Instruction
Return the records, each one exactly as written.

— start Material shown —

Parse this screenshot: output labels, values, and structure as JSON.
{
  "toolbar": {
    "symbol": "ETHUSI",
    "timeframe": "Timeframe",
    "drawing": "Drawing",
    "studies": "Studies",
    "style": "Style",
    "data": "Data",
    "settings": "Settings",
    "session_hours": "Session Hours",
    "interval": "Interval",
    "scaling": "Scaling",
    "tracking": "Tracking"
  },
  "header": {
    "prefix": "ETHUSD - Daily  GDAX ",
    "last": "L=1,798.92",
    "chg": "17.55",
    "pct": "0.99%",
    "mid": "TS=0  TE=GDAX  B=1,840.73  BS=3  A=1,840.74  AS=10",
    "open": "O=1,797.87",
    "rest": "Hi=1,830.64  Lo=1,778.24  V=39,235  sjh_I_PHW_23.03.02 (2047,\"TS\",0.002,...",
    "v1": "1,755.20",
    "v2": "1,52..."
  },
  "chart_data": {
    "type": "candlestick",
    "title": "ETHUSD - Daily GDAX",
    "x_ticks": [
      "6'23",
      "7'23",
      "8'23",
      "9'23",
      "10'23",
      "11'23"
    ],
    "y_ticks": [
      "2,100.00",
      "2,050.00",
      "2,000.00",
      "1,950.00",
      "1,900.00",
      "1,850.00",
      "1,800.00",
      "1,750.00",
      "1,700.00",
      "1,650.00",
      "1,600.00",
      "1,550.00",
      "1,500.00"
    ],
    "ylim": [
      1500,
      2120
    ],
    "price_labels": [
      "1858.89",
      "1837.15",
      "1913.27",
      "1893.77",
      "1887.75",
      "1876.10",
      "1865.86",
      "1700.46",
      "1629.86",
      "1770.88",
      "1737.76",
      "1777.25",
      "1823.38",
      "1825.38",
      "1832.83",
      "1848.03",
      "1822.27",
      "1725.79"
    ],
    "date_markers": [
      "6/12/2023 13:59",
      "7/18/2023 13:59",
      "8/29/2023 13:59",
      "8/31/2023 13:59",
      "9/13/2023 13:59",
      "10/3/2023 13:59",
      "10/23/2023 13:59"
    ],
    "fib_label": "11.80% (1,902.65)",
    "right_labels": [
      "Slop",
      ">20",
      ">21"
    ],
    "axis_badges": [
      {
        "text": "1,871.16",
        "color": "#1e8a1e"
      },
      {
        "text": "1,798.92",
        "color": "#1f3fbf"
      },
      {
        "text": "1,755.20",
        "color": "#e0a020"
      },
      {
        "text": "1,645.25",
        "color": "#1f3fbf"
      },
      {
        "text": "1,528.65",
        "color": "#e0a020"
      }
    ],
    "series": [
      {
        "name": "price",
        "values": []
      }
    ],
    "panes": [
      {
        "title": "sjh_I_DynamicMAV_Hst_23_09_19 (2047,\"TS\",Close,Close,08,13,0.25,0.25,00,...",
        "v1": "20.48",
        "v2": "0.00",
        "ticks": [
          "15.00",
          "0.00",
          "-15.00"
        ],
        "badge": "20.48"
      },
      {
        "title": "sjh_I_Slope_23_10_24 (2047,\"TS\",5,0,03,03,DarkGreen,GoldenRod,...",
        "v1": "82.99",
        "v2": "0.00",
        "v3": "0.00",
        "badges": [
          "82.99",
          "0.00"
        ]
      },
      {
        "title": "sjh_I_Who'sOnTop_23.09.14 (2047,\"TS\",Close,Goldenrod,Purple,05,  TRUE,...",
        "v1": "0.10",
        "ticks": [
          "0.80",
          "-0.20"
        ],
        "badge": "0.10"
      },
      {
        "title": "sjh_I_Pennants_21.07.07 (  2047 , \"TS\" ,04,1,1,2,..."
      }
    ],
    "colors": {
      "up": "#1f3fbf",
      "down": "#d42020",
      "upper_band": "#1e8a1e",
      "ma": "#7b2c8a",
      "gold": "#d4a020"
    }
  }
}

— end Material shown —

Exercise response
Parse this screenshot: output labels, values, and structure as JSON.
{
  "toolbar": {
    "symbol": "ETHUSI",
    "timeframe": "Timeframe",
    "drawing": "Drawing",
    "studies": "Studies",
    "style": "Style",
    "data": "Data",
    "settings": "Settings",
    "session_hours": "Session Hours",
    "interval": "Interval",
    "scaling": "Scaling",
    "tracking": "Tracking"
  },
  "header": {
    "prefix": "ETHUSD - Daily  GDAX ",
    "last": "L=1,798.92",
    "chg": "17.55",
    "pct": "0.99%",
    "mid": "TS=0  TE=GDAX  B=1,840.73  BS=3  A=1,840.74  AS=10",
    "open": "O=1,797.87",
    "rest": "Hi=1,830.64  Lo=1,778.24  V=39,235  sjh_I_PHW_23.03.02 (2047,\"TS\",0.002,...",
    "v1": "1,755.20",
    "v2": "1,52..."
  },
  "chart_data": {
    "type": "candlestick",
    "title": "ETHUSD - Daily GDAX",
    "x_ticks": [
      "6'23",
      "7'23",
      "8'23",
      "9'23",
      "10'23",
      "11'23"
    ],
    "y_ticks": [
      "2,100.00",
      "2,050.00",
      "2,000.00",
      "1,950.00",
      "1,900.00",
      "1,850.00",
      "1,800.00",
      "1,750.00",
      "1,700.00",
      "1,650.00",
      "1,600.00",
      "1,550.00",
      "1,500.00"
    ],
    "ylim": [
      1500,
      2120
    ],
    "price_labels": [
      "1858.89",
      "1837.15",
      "1913.27",
      "1893.77",
      "1887.75",
      "1876.10",
      "1865.86",
      "1700.46",
      "1629.86",
      "1770.88",
      "1737.76",
      "1777.25",
      "1823.38",
      "1825.38",
      "1832.83",
      "1848.03",
      "1822.27",
      "1725.79"
    ],
    "date_markers": [
      "6/12/2023 13:59",
      "7/18/2023 13:59",
      "8/29/2023 13:59",
      "8/31/2023 13:59",
      "9/13/2023 13:59",
      "10/3/2023 13:59",
      "10/23/2023 13:59"
    ],
    "fib_label": "11.80% (1,902.65)",
    "right_labels": [
      "Slop",
      ">20",
      ">21"
    ],
    "axis_badges": [
      {
        "text": "1,871.16",
        "color": "#1e8a1e"
      },
      {
        "text": "1,798.92",
        "color": "#1f3fbf"
      },
      {
        "text": "1,755.20",
        "color": "#e0a020"
      },
      {
        "text": "1,645.25",
        "color": "#1f3fbf"
      },
      {
        "text": "1,528.65",
        "color": "#e0a020"
      }
    ],
    "series": [
      {
        "name": "price",
        "values": []
      }
    ],
    "panes": [
      {
        "title": "sjh_I_DynamicMAV_Hst_23_09_19 (2047,\"TS\",Close,Close,08,13,0.25,0.25,00,...",
        "v1": "20.48",
        "v2": "0.00",
        "ticks": [
          "15.00",
          "0.00",
          "-15.00"
        ],
        "badge": "20.48"
      },
      {
        "title": "sjh_I_Slope_23_10_24 (2047,\"TS\",5,0,03,03,DarkGreen,GoldenRod,...",
        "v1": "82.99",
        "v2": "0.00",
        "v3": "0.00",
        "badges": [
          "82.99",
          "0.00"
        ]
      },
      {
        "title": "sjh_I_Who'sOnTop_23.09.14 (2047,\"TS\",Close,Goldenrod,Purple,05,  TRUE,...",
        "v1": "0.10",
        "ticks": [
          "0.80",
          "-0.20"
        ],
        "badge": "0.10"
      },
      {
        "title": "sjh_I_Pennants_21.07.07 (  2047 , \"TS\" ,04,1,1,2,..."
      }
    ],
    "colors": {
      "up": "#1f3fbf",
      "down": "#d42020",
      "upper_band": "#1e8a1e",
      "ma": "#7b2c8a",
      "gold": "#d4a020"
    }
  }
}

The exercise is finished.